- _Problem set_:
a - List every sentence in the earnings call transcript's paragraph that begins "Well, the business is smaller than we would like to see it."
b - Return the stretch of the earnings call transcript from "And if we saw" through "advantage of them.".
c - Carry the earnings call transcript forward from its final line.

[begin Document text]

So you're going to see some of that.  But we are effectively at a level that I think you would consider a pretty good level for fixed expenses right now.

Devin Ryan:
OK, got it.  Within the fixed income operation, can you just talk about what's left or where you are within your fixed income business today and what plans, if any, are there for positioning that business moving forward?

Richard Hendrix:
Well, the business is smaller than we would like to see it.  We are having some success there and see some opportunities on the banking side.  And given the fact that we have lower headcount than I would say is optimal for that business, we have had restrained trading results.  But I think the team that's in place is doing a good job and focused on what is most important to our franchise, which is the banking activity.

 
And if we saw appropriate opportunities to make that a more optimized business from a size perspective, we would want to pursue those, but we are being very disciplined about not letting expenses get out ahead of revenues.  So organic growth is going to be slow and measured.  But where we see opportunities to do that, we will take advantage of them.

Devin Ryan:
OK, sure.  And just within investment banking, you made comments in the script about the fourth quarter hopefully returning to profitability.  And clearly there's one large fee, I think, that's looming in NMI.  So I just wanted to get a sense of if you had any color in terms of timing of recognition of that fee, and then any more specifics you can provide on what you guys actually have going on in the backlog.  You sounded optimistic about the backlog, but just any more color would be appreciated.

[end Document text]
[begin Material supplied]

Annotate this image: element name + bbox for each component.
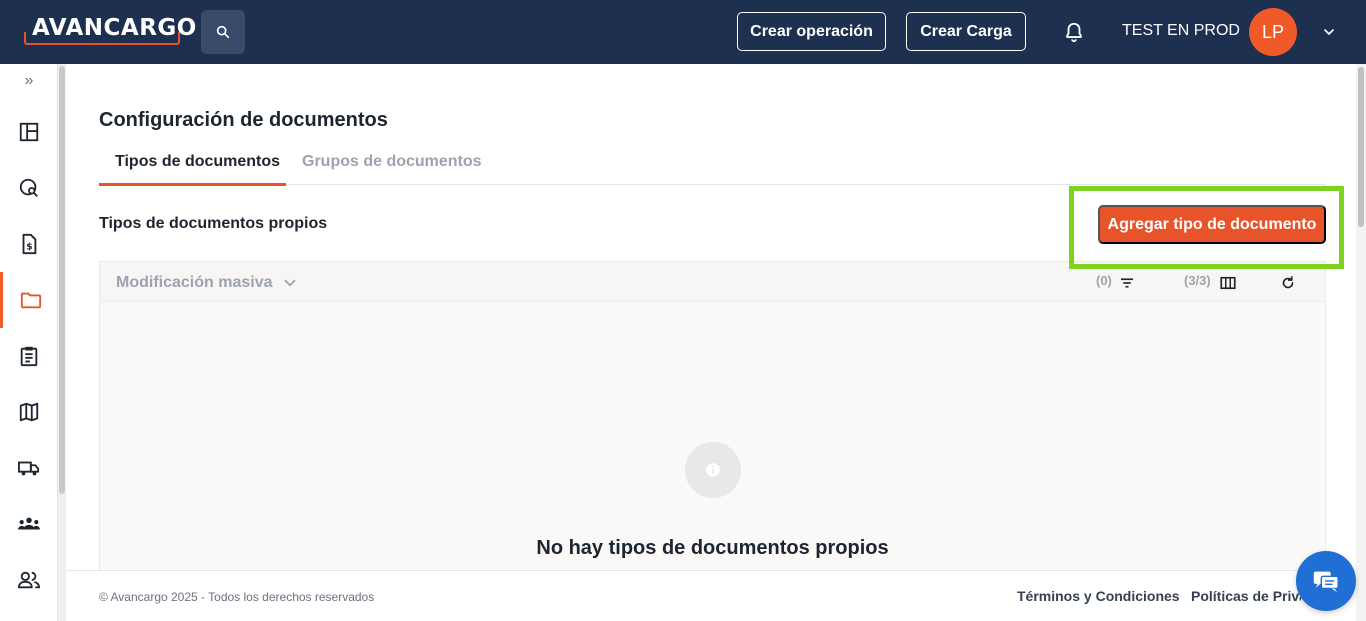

[end Material supplied]
[begin Material supplied]

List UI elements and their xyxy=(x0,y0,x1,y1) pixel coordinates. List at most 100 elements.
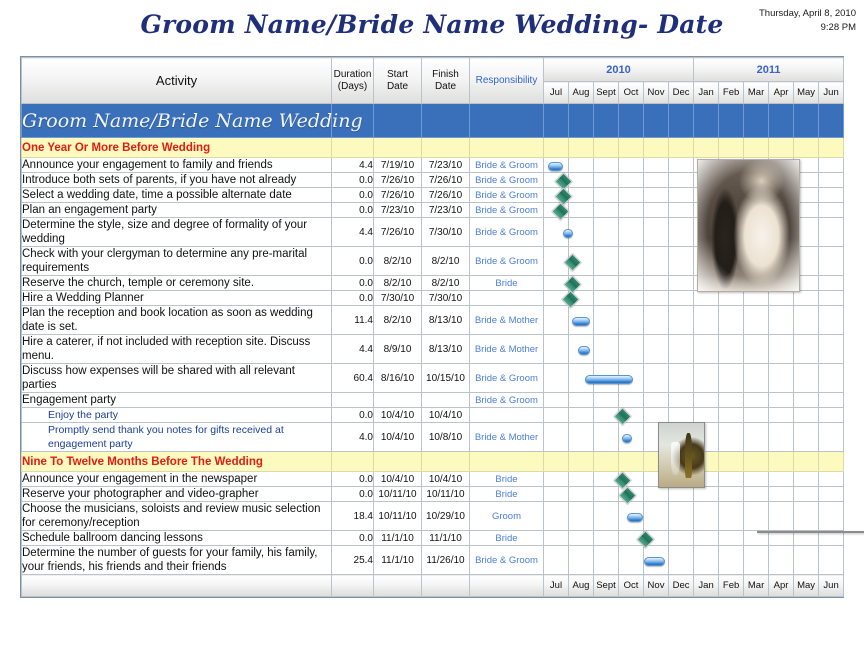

[end Material supplied]

- _Solved problems_:
a -
1. Well, the business is smaller than we would like to see it.
2. We are having some success there and see some opportunities on the banking side.
3. And given the fact that we have lower headcount than I would say is optimal for that business, we have had restrained trading results.
4. But I think the team that's in place is doing a good job and focused on what is most important to our franchise, which is the banking activity.

b -
And if we saw appropriate opportunities to make that a more optimized business from a size perspective, we would want to pursue those, but we are being very disciplined about not letting expenses get out ahead of revenues.  So organic growth is going to be slow and measured.  But where we see opportunities to do that, we will take advantage of them.

c -
Richard Hendrix:
OK.  So with regard to NMI in particular, it's really out of our control, and I think that it's difficult for us to comment on what that timing is.  I would say that everything is proceeding as we expected.  And so we haven't seen any surprises that give us concern, but is out of our control.  So it's difficult to forecast exactly when that's going to land.  We think it's a great company with a great management team, and we are looking forward to when they get fully through their regulatory process.

 
With regard to the pipeline, as we sit here today, my expectation is that we are going to have opportunities to execute some deals, one or two in particular, that are larger and more in line with the kinds of transactions we referenced in the script.  So we do have a pipeline that's going to give us several shots on goal in that regard.  We also have a number of other smaller but important transactions that we expect to execute in the fourth quarter.

 
So as we sit here today, we feel pretty good.  But as you know, the market is challenging and it's choppy.  And we've seen it shut down quickly on a number of occasions over the last three or four years.  And so we need a constructive market to execute these deals.  As of right now, we feel pretty good about it, but that's why it's difficult to forecast quarter to quarter.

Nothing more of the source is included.